* BEGIN Records for the exercise *
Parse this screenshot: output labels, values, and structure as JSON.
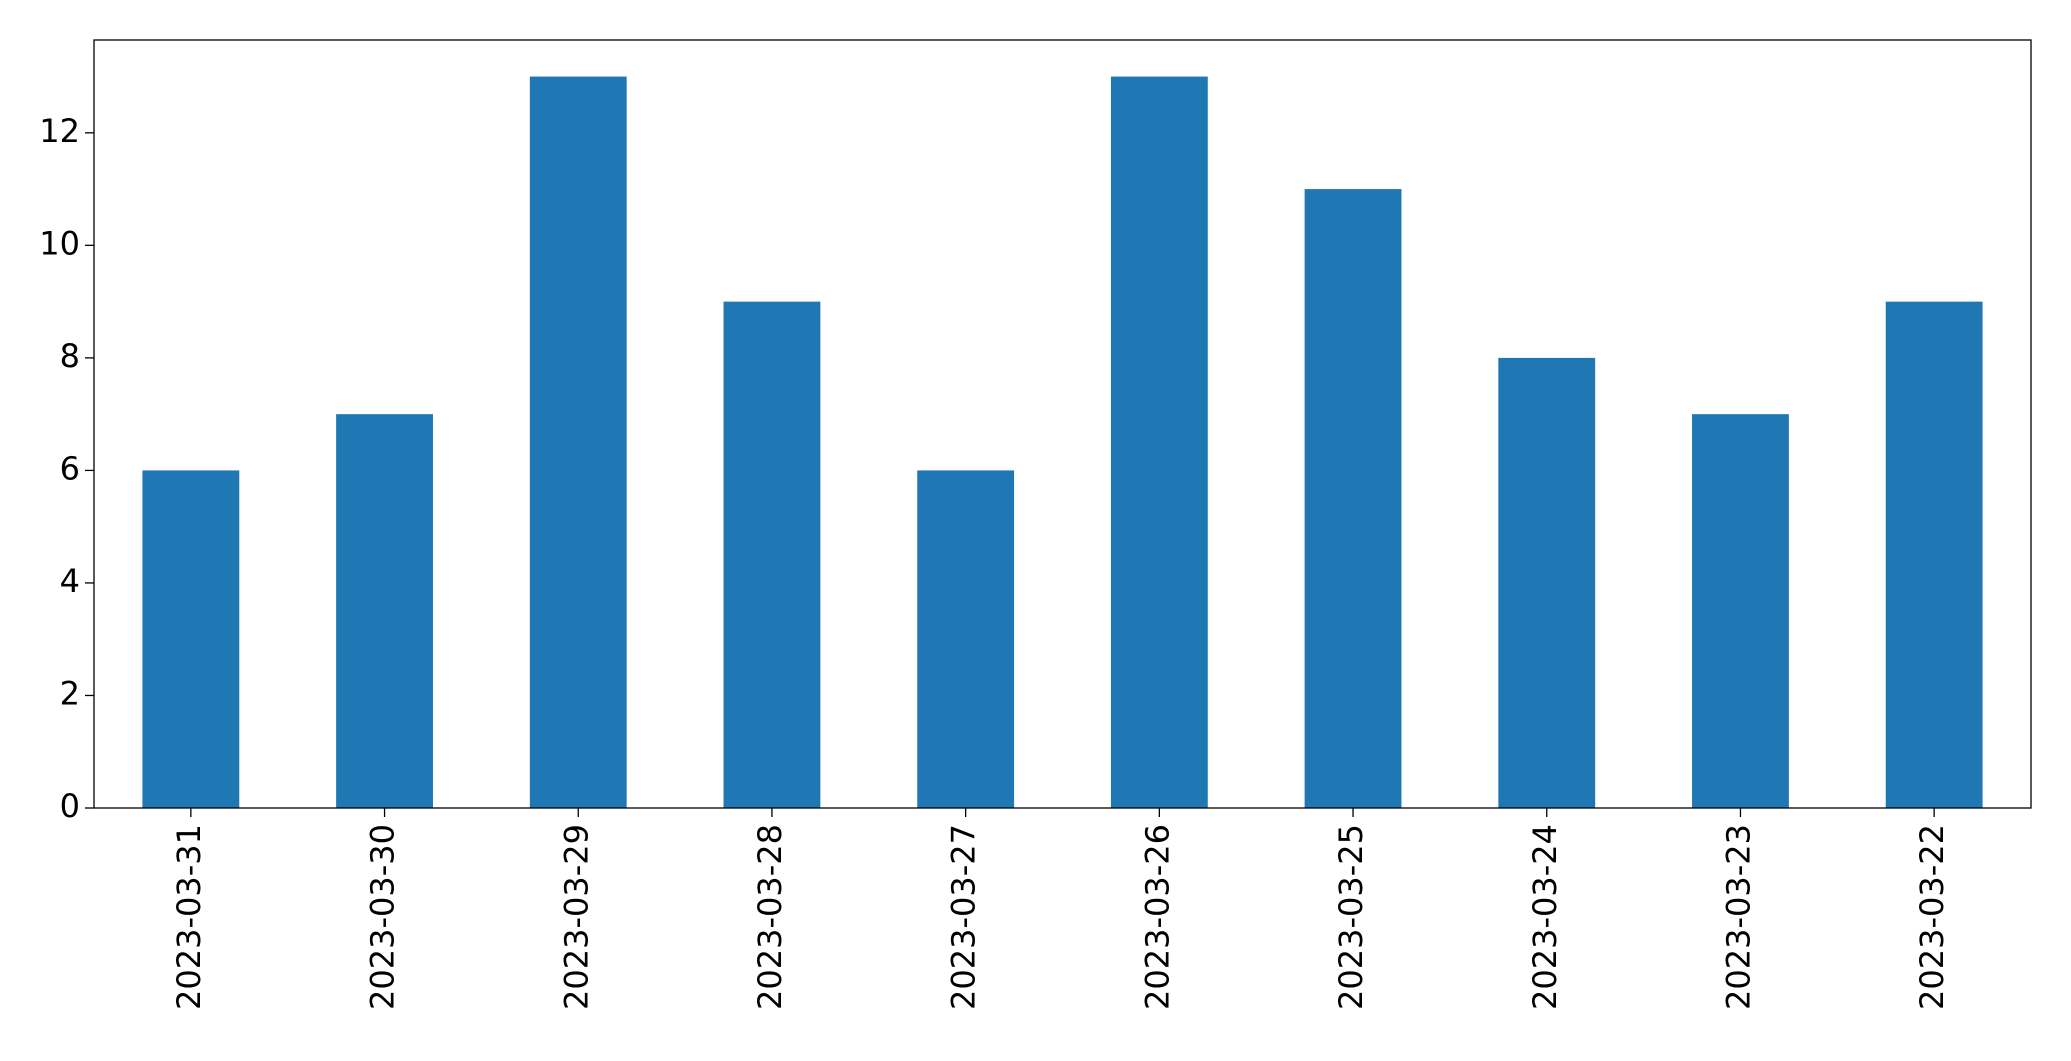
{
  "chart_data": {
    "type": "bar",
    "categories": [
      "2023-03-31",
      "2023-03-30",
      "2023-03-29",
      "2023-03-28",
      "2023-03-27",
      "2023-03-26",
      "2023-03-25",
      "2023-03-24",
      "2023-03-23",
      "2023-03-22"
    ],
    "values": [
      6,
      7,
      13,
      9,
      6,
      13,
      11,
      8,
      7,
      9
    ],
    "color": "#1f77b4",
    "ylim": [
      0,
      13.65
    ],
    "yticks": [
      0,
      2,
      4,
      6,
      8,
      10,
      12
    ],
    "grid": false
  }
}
* END Records for the exercise *
* BEGIN Records for the exercise *
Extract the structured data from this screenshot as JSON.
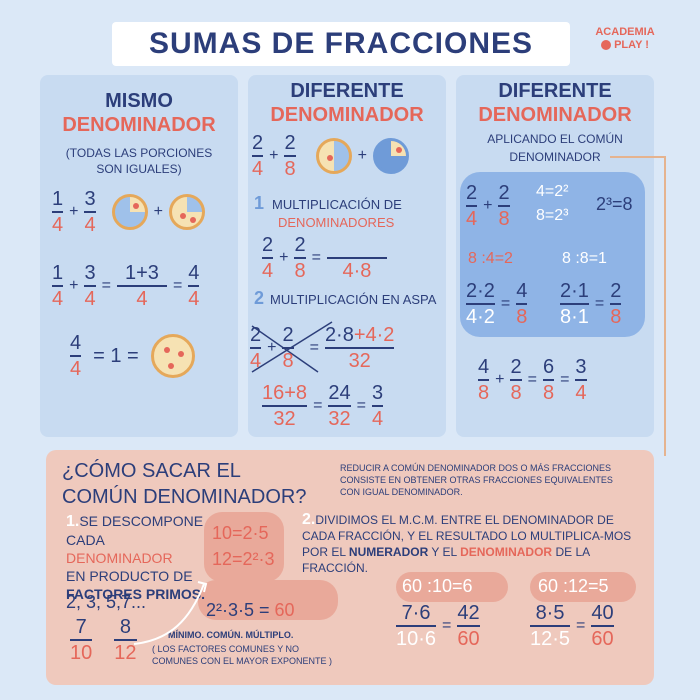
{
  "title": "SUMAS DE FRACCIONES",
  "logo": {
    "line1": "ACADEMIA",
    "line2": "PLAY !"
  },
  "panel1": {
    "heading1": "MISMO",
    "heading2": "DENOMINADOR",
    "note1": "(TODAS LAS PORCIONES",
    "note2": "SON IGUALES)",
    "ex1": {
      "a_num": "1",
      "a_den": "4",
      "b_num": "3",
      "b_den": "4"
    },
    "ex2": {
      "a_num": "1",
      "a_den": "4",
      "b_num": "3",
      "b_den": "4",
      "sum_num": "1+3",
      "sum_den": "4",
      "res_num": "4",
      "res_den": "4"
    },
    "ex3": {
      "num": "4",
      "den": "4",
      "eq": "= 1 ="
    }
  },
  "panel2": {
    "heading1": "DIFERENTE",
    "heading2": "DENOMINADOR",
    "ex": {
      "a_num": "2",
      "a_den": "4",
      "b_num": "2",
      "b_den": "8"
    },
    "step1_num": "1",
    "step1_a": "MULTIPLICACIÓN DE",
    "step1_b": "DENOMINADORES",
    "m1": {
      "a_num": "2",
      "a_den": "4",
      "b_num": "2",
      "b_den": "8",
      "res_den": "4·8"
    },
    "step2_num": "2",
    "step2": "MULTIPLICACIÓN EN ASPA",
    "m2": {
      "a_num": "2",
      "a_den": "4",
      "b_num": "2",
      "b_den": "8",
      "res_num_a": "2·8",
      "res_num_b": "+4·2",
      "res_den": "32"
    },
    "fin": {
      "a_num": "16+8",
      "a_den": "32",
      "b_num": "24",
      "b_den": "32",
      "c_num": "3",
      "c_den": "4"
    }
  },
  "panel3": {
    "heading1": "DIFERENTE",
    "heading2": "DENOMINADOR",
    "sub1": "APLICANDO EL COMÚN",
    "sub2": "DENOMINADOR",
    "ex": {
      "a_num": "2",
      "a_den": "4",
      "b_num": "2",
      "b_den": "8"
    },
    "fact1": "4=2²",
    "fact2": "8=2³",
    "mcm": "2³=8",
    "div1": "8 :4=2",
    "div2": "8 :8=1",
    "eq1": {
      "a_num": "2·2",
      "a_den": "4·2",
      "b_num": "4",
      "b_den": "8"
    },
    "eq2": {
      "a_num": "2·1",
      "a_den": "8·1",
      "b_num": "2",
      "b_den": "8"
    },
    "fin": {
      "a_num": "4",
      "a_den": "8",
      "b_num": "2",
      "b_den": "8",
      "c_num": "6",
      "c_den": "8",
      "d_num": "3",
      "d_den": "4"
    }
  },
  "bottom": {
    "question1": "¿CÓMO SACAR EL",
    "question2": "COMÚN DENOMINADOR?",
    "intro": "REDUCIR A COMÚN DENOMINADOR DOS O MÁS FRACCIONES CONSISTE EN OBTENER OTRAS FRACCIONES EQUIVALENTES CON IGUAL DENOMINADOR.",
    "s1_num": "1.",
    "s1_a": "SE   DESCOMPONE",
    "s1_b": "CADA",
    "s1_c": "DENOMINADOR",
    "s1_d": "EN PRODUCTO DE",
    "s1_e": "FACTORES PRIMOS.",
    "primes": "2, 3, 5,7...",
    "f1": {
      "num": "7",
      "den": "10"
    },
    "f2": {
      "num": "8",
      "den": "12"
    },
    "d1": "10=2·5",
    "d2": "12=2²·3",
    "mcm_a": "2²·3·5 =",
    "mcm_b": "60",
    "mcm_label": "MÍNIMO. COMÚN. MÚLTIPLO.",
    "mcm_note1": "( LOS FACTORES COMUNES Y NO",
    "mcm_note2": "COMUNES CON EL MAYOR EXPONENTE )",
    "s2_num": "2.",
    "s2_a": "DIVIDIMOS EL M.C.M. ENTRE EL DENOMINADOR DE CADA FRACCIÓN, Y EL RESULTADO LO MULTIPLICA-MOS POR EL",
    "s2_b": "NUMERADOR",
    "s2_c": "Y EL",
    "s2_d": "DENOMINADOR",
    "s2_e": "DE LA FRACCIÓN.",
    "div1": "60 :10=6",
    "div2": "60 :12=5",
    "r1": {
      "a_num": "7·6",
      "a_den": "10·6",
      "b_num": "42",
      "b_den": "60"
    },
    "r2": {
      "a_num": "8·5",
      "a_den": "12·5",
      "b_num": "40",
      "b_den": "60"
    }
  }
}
* END Records for the exercise *
§ **Exercise description**: Return nothing except the number of lines that include the string "FRACCIÓN".

§ **Solution to the problem**: 2